What the task requires: Look through the listing for the word "color". Copy each line that has it.
• • • • • • •
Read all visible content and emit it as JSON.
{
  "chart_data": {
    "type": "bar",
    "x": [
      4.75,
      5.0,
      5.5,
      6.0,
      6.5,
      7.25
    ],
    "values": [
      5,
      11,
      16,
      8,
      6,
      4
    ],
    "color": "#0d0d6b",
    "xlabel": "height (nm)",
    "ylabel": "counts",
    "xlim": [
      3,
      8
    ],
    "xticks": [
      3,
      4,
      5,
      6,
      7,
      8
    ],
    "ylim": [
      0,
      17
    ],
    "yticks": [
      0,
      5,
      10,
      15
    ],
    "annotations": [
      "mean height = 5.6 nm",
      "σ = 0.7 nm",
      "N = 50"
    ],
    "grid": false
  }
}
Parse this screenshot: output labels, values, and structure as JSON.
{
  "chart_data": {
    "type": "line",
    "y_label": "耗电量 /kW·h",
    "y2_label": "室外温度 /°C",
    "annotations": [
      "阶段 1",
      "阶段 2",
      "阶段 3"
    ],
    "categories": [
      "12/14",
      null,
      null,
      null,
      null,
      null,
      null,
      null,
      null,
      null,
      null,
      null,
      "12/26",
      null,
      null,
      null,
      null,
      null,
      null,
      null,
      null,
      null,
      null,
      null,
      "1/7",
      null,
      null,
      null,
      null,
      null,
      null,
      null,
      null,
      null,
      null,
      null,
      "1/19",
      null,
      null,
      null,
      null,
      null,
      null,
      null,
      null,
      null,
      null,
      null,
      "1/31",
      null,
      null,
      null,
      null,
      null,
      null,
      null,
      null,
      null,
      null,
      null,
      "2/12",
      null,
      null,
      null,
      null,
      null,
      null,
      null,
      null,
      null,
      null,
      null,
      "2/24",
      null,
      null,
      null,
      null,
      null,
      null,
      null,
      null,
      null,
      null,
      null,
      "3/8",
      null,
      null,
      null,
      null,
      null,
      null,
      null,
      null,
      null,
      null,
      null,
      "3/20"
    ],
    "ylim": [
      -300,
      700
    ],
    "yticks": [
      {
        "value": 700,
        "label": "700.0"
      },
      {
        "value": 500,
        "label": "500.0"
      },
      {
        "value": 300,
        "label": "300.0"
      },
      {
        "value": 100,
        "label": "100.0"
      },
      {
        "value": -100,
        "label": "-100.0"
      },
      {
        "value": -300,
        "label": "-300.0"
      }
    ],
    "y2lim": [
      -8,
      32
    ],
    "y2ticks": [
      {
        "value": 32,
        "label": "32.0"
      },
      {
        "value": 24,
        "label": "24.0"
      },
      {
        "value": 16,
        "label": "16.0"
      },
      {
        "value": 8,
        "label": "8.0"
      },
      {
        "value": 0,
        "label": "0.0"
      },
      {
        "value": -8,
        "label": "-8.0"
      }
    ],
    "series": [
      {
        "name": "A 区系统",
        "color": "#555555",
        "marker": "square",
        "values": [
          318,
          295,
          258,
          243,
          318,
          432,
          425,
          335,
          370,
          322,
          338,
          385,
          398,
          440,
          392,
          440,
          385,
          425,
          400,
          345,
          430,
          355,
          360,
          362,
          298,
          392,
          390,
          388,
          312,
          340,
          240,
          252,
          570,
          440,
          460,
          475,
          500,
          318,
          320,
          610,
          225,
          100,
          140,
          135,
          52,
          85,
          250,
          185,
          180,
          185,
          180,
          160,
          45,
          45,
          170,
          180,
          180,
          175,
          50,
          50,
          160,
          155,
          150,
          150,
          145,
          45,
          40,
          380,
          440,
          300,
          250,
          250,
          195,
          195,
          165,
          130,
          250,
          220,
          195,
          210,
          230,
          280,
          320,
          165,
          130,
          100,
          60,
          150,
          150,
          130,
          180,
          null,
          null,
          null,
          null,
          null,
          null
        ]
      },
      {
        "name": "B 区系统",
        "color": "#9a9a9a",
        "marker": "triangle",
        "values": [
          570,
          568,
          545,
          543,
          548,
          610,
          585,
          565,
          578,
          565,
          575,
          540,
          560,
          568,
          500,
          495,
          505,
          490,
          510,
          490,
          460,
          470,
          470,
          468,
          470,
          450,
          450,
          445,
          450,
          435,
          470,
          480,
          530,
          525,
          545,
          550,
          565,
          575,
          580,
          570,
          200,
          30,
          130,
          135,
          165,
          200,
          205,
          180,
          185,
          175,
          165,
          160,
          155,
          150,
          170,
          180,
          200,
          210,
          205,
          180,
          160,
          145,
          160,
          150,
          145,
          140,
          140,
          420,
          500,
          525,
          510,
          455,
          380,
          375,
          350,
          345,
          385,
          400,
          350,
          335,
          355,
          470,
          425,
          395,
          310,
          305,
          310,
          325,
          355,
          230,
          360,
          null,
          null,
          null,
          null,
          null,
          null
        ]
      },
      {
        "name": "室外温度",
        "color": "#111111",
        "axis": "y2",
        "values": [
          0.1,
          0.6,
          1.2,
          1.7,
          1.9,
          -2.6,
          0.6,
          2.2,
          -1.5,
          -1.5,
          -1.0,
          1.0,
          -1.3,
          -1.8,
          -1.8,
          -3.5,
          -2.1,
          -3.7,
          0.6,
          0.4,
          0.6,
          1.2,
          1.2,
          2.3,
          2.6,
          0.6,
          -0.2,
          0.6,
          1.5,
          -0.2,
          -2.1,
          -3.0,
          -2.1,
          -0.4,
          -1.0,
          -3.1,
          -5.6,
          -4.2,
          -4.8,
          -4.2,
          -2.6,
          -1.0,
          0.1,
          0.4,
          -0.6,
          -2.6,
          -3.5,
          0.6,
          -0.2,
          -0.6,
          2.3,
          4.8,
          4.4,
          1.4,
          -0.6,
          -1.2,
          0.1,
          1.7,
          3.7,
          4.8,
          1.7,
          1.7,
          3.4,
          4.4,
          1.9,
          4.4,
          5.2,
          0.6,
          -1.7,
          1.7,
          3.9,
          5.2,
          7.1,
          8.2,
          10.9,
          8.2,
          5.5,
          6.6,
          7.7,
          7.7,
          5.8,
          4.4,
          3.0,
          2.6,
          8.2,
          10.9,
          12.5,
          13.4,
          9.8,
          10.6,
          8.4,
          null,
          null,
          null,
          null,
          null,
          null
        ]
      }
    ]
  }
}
• • • • • • •
Finished task:
    "color": "#0d0d6b",
        "color": "#555555",
        "color": "#9a9a9a",
        "color": "#111111",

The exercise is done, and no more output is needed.